## RAW DATA
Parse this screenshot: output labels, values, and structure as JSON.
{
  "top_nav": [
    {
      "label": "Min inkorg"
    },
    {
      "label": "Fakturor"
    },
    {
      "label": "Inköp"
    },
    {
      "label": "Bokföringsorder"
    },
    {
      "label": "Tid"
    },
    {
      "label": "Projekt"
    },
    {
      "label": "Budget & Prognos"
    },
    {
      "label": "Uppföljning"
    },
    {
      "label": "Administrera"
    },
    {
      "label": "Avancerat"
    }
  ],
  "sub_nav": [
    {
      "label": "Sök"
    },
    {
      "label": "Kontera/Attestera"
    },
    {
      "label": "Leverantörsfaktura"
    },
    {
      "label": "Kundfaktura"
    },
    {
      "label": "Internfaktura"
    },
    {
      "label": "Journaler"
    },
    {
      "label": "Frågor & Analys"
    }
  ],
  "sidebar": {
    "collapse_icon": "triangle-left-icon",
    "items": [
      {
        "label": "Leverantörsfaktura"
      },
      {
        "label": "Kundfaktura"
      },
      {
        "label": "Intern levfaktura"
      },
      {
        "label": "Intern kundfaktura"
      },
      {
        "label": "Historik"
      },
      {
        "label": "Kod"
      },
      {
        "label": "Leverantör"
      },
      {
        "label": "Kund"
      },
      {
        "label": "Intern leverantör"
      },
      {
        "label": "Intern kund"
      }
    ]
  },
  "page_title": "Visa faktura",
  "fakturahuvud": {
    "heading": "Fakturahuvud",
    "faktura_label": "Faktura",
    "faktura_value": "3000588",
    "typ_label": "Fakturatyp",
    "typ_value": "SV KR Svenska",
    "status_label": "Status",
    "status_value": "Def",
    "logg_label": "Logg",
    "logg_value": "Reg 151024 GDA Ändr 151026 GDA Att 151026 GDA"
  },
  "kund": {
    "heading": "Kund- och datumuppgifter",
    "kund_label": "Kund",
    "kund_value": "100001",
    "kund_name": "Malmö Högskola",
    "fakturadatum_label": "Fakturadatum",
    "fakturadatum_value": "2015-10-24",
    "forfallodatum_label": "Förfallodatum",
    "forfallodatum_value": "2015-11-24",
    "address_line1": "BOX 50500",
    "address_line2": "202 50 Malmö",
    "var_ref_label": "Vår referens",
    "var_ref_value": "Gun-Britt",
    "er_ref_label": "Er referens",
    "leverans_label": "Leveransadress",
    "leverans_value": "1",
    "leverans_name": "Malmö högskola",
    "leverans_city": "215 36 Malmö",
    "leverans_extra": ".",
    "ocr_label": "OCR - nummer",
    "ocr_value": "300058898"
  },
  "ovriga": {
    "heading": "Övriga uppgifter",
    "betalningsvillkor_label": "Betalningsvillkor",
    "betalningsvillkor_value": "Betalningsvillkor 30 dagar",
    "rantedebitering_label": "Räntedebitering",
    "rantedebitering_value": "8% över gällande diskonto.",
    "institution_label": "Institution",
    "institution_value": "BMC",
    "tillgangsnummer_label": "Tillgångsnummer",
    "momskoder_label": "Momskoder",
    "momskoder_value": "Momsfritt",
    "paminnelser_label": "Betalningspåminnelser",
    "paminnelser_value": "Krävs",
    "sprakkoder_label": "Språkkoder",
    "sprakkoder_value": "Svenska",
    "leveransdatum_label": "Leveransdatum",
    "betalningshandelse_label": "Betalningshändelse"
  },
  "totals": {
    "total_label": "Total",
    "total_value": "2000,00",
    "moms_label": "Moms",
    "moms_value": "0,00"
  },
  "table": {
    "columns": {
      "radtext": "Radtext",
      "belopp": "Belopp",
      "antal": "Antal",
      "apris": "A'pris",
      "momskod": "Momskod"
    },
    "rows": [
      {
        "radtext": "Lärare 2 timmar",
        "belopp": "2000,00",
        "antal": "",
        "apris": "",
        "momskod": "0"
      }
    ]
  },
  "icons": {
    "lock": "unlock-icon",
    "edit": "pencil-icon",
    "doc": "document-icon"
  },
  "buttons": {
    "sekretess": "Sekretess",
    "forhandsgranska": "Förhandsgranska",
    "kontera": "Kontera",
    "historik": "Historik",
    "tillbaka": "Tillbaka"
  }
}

## TASK OBJECTIVE
Identify the lines in the entries that hold "heading" and return each one.

## SOLUTION BELOW
    "heading": "Fakturahuvud",
    "heading": "Kund- och datumuppgifter",
    "heading": "Övriga uppgifter",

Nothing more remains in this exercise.